__What to produce__.
Repeat the records below exactly.
--- Begin Dataset excerpts ---
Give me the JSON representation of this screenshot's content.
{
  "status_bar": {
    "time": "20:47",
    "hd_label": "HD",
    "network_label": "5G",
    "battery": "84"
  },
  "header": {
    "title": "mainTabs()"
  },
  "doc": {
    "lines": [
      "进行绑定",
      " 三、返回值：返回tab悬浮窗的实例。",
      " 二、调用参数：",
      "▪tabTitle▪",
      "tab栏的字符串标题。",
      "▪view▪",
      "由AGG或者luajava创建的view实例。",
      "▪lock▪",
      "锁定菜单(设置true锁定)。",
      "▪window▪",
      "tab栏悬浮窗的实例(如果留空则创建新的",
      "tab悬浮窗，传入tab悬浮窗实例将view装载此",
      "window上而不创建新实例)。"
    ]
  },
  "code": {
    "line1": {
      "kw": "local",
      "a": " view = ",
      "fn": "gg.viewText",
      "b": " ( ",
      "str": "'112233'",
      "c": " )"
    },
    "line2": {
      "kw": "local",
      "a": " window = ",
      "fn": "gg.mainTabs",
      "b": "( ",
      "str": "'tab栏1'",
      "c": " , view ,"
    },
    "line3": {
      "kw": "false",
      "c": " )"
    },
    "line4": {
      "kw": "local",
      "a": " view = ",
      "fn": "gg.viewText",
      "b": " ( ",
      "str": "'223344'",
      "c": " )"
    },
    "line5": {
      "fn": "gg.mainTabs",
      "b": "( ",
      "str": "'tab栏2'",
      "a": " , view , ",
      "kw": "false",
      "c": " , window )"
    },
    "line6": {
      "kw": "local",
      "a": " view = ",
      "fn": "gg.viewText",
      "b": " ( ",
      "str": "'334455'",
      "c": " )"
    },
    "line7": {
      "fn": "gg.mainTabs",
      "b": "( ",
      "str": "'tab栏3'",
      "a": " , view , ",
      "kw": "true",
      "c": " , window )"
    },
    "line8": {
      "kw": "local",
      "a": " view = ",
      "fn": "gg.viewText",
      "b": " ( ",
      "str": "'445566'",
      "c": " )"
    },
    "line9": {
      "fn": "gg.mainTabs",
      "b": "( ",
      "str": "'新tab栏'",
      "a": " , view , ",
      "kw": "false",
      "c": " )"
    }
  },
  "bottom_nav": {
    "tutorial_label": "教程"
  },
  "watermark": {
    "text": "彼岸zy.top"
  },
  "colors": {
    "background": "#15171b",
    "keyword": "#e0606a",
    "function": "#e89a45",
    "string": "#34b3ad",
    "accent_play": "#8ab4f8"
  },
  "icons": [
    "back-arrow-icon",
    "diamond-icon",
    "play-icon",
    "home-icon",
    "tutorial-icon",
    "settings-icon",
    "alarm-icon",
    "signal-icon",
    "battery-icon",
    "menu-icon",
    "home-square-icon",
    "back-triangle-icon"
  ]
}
--- End Dataset excerpts ---
__Solution to this exercise__.
Give me the JSON representation of this screenshot's content.
{
  "status_bar": {
    "time": "20:47",
    "hd_label": "HD",
    "network_label": "5G",
    "battery": "84"
  },
  "header": {
    "title": "mainTabs()"
  },
  "doc": {
    "lines": [
      "进行绑定",
      " 三、返回值：返回tab悬浮窗的实例。",
      " 二、调用参数：",
      "▪tabTitle▪",
      "tab栏的字符串标题。",
      "▪view▪",
      "由AGG或者luajava创建的view实例。",
      "▪lock▪",
      "锁定菜单(设置true锁定)。",
      "▪window▪",
      "tab栏悬浮窗的实例(如果留空则创建新的",
      "tab悬浮窗，传入tab悬浮窗实例将view装载此",
      "window上而不创建新实例)。"
    ]
  },
  "code": {
    "line1": {
      "kw": "local",
      "a": " view = ",
      "fn": "gg.viewText",
      "b": " ( ",
      "str": "'112233'",
      "c": " )"
    },
    "line2": {
      "kw": "local",
      "a": " window = ",
      "fn": "gg.mainTabs",
      "b": "( ",
      "str": "'tab栏1'",
      "c": " , view ,"
    },
    "line3": {
      "kw": "false",
      "c": " )"
    },
    "line4": {
      "kw": "local",
      "a": " view = ",
      "fn": "gg.viewText",
      "b": " ( ",
      "str": "'223344'",
      "c": " )"
    },
    "line5": {
      "fn": "gg.mainTabs",
      "b": "( ",
      "str": "'tab栏2'",
      "a": " , view , ",
      "kw": "false",
      "c": " , window )"
    },
    "line6": {
      "kw": "local",
      "a": " view = ",
      "fn": "gg.viewText",
      "b": " ( ",
      "str": "'334455'",
      "c": " )"
    },
    "line7": {
      "fn": "gg.mainTabs",
      "b": "( ",
      "str": "'tab栏3'",
      "a": " , view , ",
      "kw": "true",
      "c": " , window )"
    },
    "line8": {
      "kw": "local",
      "a": " view = ",
      "fn": "gg.viewText",
      "b": " ( ",
      "str": "'445566'",
      "c": " )"
    },
    "line9": {
      "fn": "gg.mainTabs",
      "b": "( ",
      "str": "'新tab栏'",
      "a": " , view , ",
      "kw": "false",
      "c": " )"
    }
  },
  "bottom_nav": {
    "tutorial_label": "教程"
  },
  "watermark": {
    "text": "彼岸zy.top"
  },
  "colors": {
    "background": "#15171b",
    "keyword": "#e0606a",
    "function": "#e89a45",
    "string": "#34b3ad",
    "accent_play": "#8ab4f8"
  },
  "icons": [
    "back-arrow-icon",
    "diamond-icon",
    "play-icon",
    "home-icon",
    "tutorial-icon",
    "settings-icon",
    "alarm-icon",
    "signal-icon",
    "battery-icon",
    "menu-icon",
    "home-square-icon",
    "back-triangle-icon"
  ]
}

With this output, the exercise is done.